Start of RECORDS FOR THIS TASK

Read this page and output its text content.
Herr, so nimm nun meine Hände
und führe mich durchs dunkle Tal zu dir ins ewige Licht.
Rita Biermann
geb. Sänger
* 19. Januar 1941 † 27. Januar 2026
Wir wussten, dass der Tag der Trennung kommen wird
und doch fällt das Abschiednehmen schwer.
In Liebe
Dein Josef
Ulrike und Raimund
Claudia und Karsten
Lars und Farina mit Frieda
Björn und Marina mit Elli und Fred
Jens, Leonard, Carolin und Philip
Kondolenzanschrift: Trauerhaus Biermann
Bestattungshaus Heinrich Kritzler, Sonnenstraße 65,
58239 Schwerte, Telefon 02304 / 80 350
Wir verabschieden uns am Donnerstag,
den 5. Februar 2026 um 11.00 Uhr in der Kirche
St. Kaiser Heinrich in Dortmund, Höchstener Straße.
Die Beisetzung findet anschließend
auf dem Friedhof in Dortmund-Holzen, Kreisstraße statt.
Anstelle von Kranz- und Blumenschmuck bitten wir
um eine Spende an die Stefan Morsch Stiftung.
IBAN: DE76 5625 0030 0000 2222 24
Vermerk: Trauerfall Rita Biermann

End of RECORDS FOR THIS TASK

> **GIVEN INSTRUCTION**
Produce an exact copy of all the records.

> **REPLY TO THE EXERCISE**
Read this page and output its text content.
Herr, so nimm nun meine Hände
und führe mich durchs dunkle Tal zu dir ins ewige Licht.
Rita Biermann
geb. Sänger
* 19. Januar 1941 † 27. Januar 2026
Wir wussten, dass der Tag der Trennung kommen wird
und doch fällt das Abschiednehmen schwer.
In Liebe
Dein Josef
Ulrike und Raimund
Claudia und Karsten
Lars und Farina mit Frieda
Björn und Marina mit Elli und Fred
Jens, Leonard, Carolin und Philip
Kondolenzanschrift: Trauerhaus Biermann
Bestattungshaus Heinrich Kritzler, Sonnenstraße 65,
58239 Schwerte, Telefon 02304 / 80 350
Wir verabschieden uns am Donnerstag,
den 5. Februar 2026 um 11.00 Uhr in der Kirche
St. Kaiser Heinrich in Dortmund, Höchstener Straße.
Die Beisetzung findet anschließend
auf dem Friedhof in Dortmund-Holzen, Kreisstraße statt.
Anstelle von Kranz- und Blumenschmuck bitten wir
um eine Spende an die Stefan Morsch Stiftung.
IBAN: DE76 5625 0030 0000 2222 24
Vermerk: Trauerfall Rita Biermann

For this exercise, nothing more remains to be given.